-- TASK STATEMENT --
Select, from the data, each line where "breadcrumb" occurs.
◆ ◆ ◆ ◆ ◆ ◆ ◆
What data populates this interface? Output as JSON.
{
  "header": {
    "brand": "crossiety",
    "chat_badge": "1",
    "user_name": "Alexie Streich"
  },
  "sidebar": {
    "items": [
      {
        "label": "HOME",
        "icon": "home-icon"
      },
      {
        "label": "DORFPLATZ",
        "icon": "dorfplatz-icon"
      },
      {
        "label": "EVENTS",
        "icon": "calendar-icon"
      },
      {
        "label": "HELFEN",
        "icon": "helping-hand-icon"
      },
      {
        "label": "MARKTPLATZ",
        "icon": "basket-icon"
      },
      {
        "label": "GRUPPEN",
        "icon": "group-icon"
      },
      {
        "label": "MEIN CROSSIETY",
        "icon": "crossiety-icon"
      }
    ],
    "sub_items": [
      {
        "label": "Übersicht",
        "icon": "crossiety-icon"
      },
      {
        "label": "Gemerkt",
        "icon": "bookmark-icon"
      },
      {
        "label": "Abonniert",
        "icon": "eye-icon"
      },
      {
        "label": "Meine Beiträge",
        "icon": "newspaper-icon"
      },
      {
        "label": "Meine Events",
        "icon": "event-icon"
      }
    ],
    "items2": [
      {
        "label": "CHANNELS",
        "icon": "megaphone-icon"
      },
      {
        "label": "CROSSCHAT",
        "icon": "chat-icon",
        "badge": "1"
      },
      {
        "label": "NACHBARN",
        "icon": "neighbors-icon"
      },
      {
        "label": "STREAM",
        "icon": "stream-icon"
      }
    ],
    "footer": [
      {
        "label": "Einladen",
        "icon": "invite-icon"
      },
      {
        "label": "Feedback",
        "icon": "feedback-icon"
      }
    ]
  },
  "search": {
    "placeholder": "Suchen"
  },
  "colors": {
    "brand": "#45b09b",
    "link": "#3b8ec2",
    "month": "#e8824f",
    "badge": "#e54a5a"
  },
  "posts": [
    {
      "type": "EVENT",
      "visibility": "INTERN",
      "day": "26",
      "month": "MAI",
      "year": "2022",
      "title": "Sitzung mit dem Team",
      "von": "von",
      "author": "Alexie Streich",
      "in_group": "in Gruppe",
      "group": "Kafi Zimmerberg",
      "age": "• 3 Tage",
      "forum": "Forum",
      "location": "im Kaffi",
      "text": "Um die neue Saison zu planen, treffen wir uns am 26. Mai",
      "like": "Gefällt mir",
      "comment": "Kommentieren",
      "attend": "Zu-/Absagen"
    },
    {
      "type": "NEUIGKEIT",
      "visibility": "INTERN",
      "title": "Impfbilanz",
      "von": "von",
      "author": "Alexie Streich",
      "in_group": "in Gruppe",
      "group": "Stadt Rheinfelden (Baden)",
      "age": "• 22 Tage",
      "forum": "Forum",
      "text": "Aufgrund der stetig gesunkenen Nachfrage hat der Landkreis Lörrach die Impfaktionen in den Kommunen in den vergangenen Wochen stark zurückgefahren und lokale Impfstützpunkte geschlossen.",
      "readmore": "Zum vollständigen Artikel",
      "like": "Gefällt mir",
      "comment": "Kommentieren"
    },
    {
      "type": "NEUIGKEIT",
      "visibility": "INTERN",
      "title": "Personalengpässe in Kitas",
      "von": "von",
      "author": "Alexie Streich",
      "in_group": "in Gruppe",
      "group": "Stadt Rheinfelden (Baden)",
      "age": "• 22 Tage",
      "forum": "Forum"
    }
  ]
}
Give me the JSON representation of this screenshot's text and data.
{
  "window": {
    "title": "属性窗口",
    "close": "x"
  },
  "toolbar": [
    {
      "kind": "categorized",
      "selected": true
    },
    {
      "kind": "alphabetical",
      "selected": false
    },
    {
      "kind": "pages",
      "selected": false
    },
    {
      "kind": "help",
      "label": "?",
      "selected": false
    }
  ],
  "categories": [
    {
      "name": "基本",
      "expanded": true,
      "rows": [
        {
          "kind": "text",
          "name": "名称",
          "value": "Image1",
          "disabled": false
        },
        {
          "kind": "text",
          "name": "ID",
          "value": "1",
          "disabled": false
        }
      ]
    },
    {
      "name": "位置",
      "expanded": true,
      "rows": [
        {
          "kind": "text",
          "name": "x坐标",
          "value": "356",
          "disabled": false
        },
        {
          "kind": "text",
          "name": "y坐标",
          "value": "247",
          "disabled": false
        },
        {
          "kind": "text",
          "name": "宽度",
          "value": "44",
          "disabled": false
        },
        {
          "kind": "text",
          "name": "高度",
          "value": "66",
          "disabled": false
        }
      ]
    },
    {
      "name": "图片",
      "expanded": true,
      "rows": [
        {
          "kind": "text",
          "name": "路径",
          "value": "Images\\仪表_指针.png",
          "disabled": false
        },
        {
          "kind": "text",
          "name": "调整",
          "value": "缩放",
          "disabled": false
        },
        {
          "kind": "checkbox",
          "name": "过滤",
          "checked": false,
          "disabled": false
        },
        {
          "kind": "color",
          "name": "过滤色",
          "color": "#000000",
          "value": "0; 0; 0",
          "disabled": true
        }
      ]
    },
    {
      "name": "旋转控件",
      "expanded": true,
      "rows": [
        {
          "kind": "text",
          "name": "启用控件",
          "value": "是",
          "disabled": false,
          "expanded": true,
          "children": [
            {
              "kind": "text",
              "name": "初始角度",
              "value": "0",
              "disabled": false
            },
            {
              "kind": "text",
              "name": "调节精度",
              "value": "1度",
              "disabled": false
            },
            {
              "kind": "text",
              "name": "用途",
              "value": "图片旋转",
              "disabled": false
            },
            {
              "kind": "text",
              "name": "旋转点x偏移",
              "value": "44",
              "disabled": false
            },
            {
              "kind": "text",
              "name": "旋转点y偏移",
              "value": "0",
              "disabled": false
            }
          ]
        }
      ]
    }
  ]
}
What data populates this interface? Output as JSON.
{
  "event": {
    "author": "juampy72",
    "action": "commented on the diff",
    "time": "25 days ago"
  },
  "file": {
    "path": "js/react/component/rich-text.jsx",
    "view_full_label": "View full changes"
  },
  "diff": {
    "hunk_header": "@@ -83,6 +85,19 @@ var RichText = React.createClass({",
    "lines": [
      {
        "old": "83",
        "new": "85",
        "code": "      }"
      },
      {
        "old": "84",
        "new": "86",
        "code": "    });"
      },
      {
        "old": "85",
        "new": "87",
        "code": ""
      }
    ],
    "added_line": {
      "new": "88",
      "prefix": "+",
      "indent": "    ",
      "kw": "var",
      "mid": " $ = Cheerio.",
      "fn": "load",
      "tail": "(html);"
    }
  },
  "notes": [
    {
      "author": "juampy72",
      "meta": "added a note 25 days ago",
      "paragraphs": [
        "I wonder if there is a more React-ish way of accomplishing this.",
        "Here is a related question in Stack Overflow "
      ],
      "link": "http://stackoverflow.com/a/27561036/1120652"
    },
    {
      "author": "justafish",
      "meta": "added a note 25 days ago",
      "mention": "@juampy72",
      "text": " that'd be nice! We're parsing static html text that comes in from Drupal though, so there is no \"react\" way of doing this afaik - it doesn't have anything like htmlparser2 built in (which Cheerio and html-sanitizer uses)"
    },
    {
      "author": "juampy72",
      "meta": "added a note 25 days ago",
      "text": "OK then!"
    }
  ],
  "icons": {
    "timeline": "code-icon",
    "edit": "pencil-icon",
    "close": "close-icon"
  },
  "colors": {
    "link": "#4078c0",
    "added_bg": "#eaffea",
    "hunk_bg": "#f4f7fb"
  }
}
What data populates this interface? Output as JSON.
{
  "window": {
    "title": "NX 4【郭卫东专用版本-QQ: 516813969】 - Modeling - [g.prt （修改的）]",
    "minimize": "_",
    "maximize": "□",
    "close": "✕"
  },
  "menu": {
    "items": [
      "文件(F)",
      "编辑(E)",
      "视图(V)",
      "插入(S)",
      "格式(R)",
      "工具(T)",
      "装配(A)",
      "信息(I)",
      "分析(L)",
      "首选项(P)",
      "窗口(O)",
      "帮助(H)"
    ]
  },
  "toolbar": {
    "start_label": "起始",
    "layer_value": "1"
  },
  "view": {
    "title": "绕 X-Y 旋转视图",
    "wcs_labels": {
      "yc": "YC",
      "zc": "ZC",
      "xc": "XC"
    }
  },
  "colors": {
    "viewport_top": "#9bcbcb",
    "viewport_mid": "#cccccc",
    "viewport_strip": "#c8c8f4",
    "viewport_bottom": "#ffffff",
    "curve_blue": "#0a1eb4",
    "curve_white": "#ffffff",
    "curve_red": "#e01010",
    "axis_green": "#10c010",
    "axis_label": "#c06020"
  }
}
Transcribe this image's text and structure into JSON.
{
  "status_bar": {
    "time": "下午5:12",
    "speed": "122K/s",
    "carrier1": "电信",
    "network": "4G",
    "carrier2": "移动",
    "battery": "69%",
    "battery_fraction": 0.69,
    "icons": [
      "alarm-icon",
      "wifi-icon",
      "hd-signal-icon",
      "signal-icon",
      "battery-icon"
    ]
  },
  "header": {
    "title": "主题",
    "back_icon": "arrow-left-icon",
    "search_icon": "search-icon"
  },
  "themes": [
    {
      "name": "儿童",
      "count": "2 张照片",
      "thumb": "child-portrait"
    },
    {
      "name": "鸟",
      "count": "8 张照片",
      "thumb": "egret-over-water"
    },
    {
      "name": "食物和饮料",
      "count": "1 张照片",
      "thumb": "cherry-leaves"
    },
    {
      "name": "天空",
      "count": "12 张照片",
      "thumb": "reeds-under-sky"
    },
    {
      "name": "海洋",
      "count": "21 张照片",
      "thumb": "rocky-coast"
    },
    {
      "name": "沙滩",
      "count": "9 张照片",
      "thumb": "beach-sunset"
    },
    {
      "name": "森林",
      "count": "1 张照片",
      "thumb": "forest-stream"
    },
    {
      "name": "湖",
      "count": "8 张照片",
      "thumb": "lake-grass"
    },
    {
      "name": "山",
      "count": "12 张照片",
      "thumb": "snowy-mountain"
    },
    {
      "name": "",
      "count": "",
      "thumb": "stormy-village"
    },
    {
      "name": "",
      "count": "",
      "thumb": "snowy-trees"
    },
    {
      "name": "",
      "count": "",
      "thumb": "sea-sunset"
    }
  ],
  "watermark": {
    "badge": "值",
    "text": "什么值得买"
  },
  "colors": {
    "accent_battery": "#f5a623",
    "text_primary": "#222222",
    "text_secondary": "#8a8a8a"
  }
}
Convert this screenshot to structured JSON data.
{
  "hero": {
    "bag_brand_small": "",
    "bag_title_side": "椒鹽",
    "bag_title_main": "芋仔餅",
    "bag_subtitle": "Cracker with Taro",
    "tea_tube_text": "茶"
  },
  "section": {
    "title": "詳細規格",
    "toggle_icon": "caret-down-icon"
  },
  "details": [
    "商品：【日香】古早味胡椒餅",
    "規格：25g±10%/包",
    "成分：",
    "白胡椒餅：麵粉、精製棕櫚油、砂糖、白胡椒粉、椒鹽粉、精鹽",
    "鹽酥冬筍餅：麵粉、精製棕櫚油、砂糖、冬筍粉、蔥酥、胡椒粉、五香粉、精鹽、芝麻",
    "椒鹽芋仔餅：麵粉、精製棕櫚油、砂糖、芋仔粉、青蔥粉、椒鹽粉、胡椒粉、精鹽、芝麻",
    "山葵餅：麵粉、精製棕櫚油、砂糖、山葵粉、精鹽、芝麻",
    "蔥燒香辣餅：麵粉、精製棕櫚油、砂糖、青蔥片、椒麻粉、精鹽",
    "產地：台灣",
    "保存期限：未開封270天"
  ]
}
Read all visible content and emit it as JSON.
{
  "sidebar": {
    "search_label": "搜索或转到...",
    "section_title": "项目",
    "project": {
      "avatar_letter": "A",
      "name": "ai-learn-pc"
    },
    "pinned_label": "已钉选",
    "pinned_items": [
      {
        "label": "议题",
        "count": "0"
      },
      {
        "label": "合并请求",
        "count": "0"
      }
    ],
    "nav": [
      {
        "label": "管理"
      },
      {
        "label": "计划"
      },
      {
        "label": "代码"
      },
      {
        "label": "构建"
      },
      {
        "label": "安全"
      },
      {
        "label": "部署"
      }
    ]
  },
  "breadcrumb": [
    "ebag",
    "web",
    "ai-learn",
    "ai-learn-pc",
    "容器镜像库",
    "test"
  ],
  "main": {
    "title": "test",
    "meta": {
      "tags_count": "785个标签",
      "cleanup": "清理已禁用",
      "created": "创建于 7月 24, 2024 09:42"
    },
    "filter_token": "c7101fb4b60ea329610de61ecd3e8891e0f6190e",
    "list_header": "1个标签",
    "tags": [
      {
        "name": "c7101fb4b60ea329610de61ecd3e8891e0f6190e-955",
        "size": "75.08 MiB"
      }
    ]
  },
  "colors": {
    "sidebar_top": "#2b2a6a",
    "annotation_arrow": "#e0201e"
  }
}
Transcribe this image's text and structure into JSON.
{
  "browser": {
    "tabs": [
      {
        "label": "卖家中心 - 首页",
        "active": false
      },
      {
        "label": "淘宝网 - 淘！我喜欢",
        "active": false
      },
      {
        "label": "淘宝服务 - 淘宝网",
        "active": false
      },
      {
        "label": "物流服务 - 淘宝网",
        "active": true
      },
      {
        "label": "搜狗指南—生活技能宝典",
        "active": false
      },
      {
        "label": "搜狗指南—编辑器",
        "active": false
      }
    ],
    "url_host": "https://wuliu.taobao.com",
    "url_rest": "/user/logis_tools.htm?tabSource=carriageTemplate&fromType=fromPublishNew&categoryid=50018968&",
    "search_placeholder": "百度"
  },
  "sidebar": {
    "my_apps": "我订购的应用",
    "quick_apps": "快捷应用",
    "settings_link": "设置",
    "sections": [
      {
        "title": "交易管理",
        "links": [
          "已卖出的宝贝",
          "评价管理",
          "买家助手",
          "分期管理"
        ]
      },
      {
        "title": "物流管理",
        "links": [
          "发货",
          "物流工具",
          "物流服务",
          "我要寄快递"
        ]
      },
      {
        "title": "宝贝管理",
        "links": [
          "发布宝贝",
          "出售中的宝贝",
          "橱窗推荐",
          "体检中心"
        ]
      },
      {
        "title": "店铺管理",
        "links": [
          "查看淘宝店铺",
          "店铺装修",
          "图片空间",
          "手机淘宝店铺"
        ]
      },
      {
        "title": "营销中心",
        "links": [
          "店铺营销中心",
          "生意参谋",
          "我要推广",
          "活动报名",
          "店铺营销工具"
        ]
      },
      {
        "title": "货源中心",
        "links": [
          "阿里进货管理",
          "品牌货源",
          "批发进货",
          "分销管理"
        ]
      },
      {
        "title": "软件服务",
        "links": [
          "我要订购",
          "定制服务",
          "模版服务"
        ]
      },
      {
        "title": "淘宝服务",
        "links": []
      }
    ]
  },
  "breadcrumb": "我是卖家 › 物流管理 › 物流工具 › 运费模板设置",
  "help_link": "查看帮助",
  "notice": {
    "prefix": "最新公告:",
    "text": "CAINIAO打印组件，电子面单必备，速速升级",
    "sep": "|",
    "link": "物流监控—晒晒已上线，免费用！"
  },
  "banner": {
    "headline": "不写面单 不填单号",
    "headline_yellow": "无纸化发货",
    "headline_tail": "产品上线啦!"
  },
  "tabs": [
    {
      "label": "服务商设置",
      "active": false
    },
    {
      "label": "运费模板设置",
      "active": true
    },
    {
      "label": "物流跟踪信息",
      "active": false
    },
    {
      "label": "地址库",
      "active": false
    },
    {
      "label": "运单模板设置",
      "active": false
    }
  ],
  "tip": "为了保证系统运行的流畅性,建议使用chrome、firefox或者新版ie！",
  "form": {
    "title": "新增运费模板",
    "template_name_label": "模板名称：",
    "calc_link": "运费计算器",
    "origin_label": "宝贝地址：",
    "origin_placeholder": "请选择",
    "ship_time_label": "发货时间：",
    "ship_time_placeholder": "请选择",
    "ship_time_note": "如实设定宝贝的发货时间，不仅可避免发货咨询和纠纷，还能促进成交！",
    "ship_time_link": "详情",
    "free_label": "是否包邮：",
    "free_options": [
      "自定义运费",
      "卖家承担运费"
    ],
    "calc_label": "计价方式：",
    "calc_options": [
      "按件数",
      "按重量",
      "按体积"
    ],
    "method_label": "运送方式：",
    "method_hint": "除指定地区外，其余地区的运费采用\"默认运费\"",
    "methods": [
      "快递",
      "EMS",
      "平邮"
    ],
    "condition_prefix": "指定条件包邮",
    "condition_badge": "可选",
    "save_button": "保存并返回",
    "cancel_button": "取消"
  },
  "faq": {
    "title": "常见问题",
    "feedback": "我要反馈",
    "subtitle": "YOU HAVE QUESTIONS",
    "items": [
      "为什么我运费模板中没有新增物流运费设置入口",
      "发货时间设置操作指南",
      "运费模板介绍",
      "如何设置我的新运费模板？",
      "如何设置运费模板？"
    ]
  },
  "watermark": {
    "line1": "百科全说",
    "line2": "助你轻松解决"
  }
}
◆ ◆ ◆ ◆ ◆ ◆ ◆
-- ANSWER TO THIS TASK --
  "breadcrumb": [
  "breadcrumb": "我是卖家 › 物流管理 › 物流工具 › 运费模板设置",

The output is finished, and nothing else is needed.